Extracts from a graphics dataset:
━━━━━━━━━━━━━━━━━━━━
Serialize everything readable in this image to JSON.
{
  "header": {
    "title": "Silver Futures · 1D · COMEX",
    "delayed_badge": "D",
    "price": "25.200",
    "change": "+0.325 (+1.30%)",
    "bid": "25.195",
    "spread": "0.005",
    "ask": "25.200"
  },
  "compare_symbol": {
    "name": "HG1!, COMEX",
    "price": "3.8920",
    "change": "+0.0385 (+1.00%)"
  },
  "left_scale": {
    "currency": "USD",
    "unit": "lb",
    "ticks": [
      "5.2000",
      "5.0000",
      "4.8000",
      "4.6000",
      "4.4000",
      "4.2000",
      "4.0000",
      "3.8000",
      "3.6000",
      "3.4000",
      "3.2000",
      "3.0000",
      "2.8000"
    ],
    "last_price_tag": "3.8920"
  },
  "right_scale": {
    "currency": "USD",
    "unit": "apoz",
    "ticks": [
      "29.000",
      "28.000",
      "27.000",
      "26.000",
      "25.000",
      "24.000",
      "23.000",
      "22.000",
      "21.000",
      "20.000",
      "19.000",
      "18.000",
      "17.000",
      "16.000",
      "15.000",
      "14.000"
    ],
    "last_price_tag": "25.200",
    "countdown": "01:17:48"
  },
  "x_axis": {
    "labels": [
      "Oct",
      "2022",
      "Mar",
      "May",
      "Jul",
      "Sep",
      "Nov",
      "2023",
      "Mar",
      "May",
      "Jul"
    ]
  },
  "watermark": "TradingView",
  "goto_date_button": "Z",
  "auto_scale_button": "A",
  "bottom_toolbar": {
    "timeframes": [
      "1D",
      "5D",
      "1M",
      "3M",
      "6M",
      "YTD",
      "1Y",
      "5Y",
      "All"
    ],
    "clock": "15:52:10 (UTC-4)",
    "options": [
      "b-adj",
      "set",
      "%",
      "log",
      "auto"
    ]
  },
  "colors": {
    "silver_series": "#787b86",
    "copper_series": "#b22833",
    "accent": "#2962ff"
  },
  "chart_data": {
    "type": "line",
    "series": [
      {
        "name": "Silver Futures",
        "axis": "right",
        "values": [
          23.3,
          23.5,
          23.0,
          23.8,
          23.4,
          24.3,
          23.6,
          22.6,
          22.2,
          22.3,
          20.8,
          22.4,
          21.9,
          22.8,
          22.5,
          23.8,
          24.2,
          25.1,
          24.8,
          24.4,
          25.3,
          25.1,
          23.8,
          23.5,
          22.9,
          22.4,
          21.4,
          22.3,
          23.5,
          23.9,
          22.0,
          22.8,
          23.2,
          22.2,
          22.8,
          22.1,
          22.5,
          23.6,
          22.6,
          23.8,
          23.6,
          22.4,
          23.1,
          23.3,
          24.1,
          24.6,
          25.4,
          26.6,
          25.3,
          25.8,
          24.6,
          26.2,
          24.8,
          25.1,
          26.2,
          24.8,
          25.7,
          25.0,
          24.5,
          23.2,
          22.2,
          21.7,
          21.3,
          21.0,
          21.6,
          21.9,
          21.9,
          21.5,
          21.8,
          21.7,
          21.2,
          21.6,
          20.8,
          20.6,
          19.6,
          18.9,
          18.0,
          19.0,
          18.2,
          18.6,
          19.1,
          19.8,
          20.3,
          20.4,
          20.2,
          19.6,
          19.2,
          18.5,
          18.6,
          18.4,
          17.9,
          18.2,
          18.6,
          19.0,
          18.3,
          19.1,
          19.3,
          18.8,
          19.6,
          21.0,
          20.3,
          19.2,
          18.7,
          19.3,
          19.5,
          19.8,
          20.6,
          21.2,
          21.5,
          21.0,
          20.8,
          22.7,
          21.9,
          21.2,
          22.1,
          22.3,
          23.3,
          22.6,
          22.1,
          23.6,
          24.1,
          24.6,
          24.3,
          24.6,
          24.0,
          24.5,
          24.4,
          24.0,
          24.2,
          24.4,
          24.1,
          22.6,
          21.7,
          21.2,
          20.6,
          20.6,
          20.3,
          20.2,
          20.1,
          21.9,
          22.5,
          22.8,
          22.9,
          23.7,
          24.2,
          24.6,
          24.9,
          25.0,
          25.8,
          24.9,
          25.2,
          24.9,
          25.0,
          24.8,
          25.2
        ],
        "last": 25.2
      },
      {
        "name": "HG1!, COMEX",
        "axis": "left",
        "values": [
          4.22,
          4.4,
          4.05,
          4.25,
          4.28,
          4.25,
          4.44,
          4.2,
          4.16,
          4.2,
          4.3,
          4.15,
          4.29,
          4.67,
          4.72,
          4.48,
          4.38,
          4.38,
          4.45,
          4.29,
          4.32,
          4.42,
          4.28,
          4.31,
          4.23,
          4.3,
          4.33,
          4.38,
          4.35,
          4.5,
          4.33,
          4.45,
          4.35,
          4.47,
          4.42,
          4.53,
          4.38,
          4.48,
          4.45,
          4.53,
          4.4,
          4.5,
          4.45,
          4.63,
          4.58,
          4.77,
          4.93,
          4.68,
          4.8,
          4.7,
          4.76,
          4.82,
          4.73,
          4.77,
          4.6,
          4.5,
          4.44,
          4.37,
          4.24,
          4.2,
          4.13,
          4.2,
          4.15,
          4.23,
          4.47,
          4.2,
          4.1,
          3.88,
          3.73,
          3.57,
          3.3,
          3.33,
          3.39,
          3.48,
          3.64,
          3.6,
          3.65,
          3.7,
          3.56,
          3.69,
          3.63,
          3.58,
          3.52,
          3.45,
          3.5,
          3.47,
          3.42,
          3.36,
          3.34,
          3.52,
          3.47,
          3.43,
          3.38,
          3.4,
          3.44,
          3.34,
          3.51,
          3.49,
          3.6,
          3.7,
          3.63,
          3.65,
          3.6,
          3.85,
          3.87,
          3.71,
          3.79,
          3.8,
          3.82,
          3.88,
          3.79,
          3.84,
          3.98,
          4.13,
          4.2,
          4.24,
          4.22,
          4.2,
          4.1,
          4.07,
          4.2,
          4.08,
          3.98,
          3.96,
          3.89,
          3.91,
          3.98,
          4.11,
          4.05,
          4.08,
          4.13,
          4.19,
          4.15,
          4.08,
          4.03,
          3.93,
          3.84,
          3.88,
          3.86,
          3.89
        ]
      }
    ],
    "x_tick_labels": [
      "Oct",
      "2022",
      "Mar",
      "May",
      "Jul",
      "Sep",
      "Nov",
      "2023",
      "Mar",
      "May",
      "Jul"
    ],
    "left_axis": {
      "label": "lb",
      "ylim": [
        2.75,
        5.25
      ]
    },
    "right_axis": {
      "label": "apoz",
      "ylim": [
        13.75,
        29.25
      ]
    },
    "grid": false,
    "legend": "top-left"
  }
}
━━━━━━━━━━━━━━━━━━━━
STATED PROBLEM:
Restate every line of the data word for word.

FINISHED ANSWER:
Serialize everything readable in this image to JSON.
{
  "header": {
    "title": "Silver Futures · 1D · COMEX",
    "delayed_badge": "D",
    "price": "25.200",
    "change": "+0.325 (+1.30%)",
    "bid": "25.195",
    "spread": "0.005",
    "ask": "25.200"
  },
  "compare_symbol": {
    "name": "HG1!, COMEX",
    "price": "3.8920",
    "change": "+0.0385 (+1.00%)"
  },
  "left_scale": {
    "currency": "USD",
    "unit": "lb",
    "ticks": [
      "5.2000",
      "5.0000",
      "4.8000",
      "4.6000",
      "4.4000",
      "4.2000",
      "4.0000",
      "3.8000",
      "3.6000",
      "3.4000",
      "3.2000",
      "3.0000",
      "2.8000"
    ],
    "last_price_tag": "3.8920"
  },
  "right_scale": {
    "currency": "USD",
    "unit": "apoz",
    "ticks": [
      "29.000",
      "28.000",
      "27.000",
      "26.000",
      "25.000",
      "24.000",
      "23.000",
      "22.000",
      "21.000",
      "20.000",
      "19.000",
      "18.000",
      "17.000",
      "16.000",
      "15.000",
      "14.000"
    ],
    "last_price_tag": "25.200",
    "countdown": "01:17:48"
  },
  "x_axis": {
    "labels": [
      "Oct",
      "2022",
      "Mar",
      "May",
      "Jul",
      "Sep",
      "Nov",
      "2023",
      "Mar",
      "May",
      "Jul"
    ]
  },
  "watermark": "TradingView",
  "goto_date_button": "Z",
  "auto_scale_button": "A",
  "bottom_toolbar": {
    "timeframes": [
      "1D",
      "5D",
      "1M",
      "3M",
      "6M",
      "YTD",
      "1Y",
      "5Y",
      "All"
    ],
    "clock": "15:52:10 (UTC-4)",
    "options": [
      "b-adj",
      "set",
      "%",
      "log",
      "auto"
    ]
  },
  "colors": {
    "silver_series": "#787b86",
    "copper_series": "#b22833",
    "accent": "#2962ff"
  },
  "chart_data": {
    "type": "line",
    "series": [
      {
        "name": "Silver Futures",
        "axis": "right",
        "values": [
          23.3,
          23.5,
          23.0,
          23.8,
          23.4,
          24.3,
          23.6,
          22.6,
          22.2,
          22.3,
          20.8,
          22.4,
          21.9,
          22.8,
          22.5,
          23.8,
          24.2,
          25.1,
          24.8,
          24.4,
          25.3,
          25.1,
          23.8,
          23.5,
          22.9,
          22.4,
          21.4,
          22.3,
          23.5,
          23.9,
          22.0,
          22.8,
          23.2,
          22.2,
          22.8,
          22.1,
          22.5,
          23.6,
          22.6,
          23.8,
          23.6,
          22.4,
          23.1,
          23.3,
          24.1,
          24.6,
          25.4,
          26.6,
          25.3,
          25.8,
          24.6,
          26.2,
          24.8,
          25.1,
          26.2,
          24.8,
          25.7,
          25.0,
          24.5,
          23.2,
          22.2,
          21.7,
          21.3,
          21.0,
          21.6,
          21.9,
          21.9,
          21.5,
          21.8,
          21.7,
          21.2,
          21.6,
          20.8,
          20.6,
          19.6,
          18.9,
          18.0,
          19.0,
          18.2,
          18.6,
          19.1,
          19.8,
          20.3,
          20.4,
          20.2,
          19.6,
          19.2,
          18.5,
          18.6,
          18.4,
          17.9,
          18.2,
          18.6,
          19.0,
          18.3,
          19.1,
          19.3,
          18.8,
          19.6,
          21.0,
          20.3,
          19.2,
          18.7,
          19.3,
          19.5,
          19.8,
          20.6,
          21.2,
          21.5,
          21.0,
          20.8,
          22.7,
          21.9,
          21.2,
          22.1,
          22.3,
          23.3,
          22.6,
          22.1,
          23.6,
          24.1,
          24.6,
          24.3,
          24.6,
          24.0,
          24.5,
          24.4,
          24.0,
          24.2,
          24.4,
          24.1,
          22.6,
          21.7,
          21.2,
          20.6,
          20.6,
          20.3,
          20.2,
          20.1,
          21.9,
          22.5,
          22.8,
          22.9,
          23.7,
          24.2,
          24.6,
          24.9,
          25.0,
          25.8,
          24.9,
          25.2,
          24.9,
          25.0,
          24.8,
          25.2
        ],
        "last": 25.2
      },
      {
        "name": "HG1!, COMEX",
        "axis": "left",
        "values": [
          4.22,
          4.4,
          4.05,
          4.25,
          4.28,
          4.25,
          4.44,
          4.2,
          4.16,
          4.2,
          4.3,
          4.15,
          4.29,
          4.67,
          4.72,
          4.48,
          4.38,
          4.38,
          4.45,
          4.29,
          4.32,
          4.42,
          4.28,
          4.31,
          4.23,
          4.3,
          4.33,
          4.38,
          4.35,
          4.5,
          4.33,
          4.45,
          4.35,
          4.47,
          4.42,
          4.53,
          4.38,
          4.48,
          4.45,
          4.53,
          4.4,
          4.5,
          4.45,
          4.63,
          4.58,
          4.77,
          4.93,
          4.68,
          4.8,
          4.7,
          4.76,
          4.82,
          4.73,
          4.77,
          4.6,
          4.5,
          4.44,
          4.37,
          4.24,
          4.2,
          4.13,
          4.2,
          4.15,
          4.23,
          4.47,
          4.2,
          4.1,
          3.88,
          3.73,
          3.57,
          3.3,
          3.33,
          3.39,
          3.48,
          3.64,
          3.6,
          3.65,
          3.7,
          3.56,
          3.69,
          3.63,
          3.58,
          3.52,
          3.45,
          3.5,
          3.47,
          3.42,
          3.36,
          3.34,
          3.52,
          3.47,
          3.43,
          3.38,
          3.4,
          3.44,
          3.34,
          3.51,
          3.49,
          3.6,
          3.7,
          3.63,
          3.65,
          3.6,
          3.85,
          3.87,
          3.71,
          3.79,
          3.8,
          3.82,
          3.88,
          3.79,
          3.84,
          3.98,
          4.13,
          4.2,
          4.24,
          4.22,
          4.2,
          4.1,
          4.07,
          4.2,
          4.08,
          3.98,
          3.96,
          3.89,
          3.91,
          3.98,
          4.11,
          4.05,
          4.08,
          4.13,
          4.19,
          4.15,
          4.08,
          4.03,
          3.93,
          3.84,
          3.88,
          3.86,
          3.89
        ]
      }
    ],
    "x_tick_labels": [
      "Oct",
      "2022",
      "Mar",
      "May",
      "Jul",
      "Sep",
      "Nov",
      "2023",
      "Mar",
      "May",
      "Jul"
    ],
    "left_axis": {
      "label": "lb",
      "ylim": [
        2.75,
        5.25
      ]
    },
    "right_axis": {
      "label": "apoz",
      "ylim": [
        13.75,
        29.25
      ]
    },
    "grid": false,
    "legend": "top-left"
  }
}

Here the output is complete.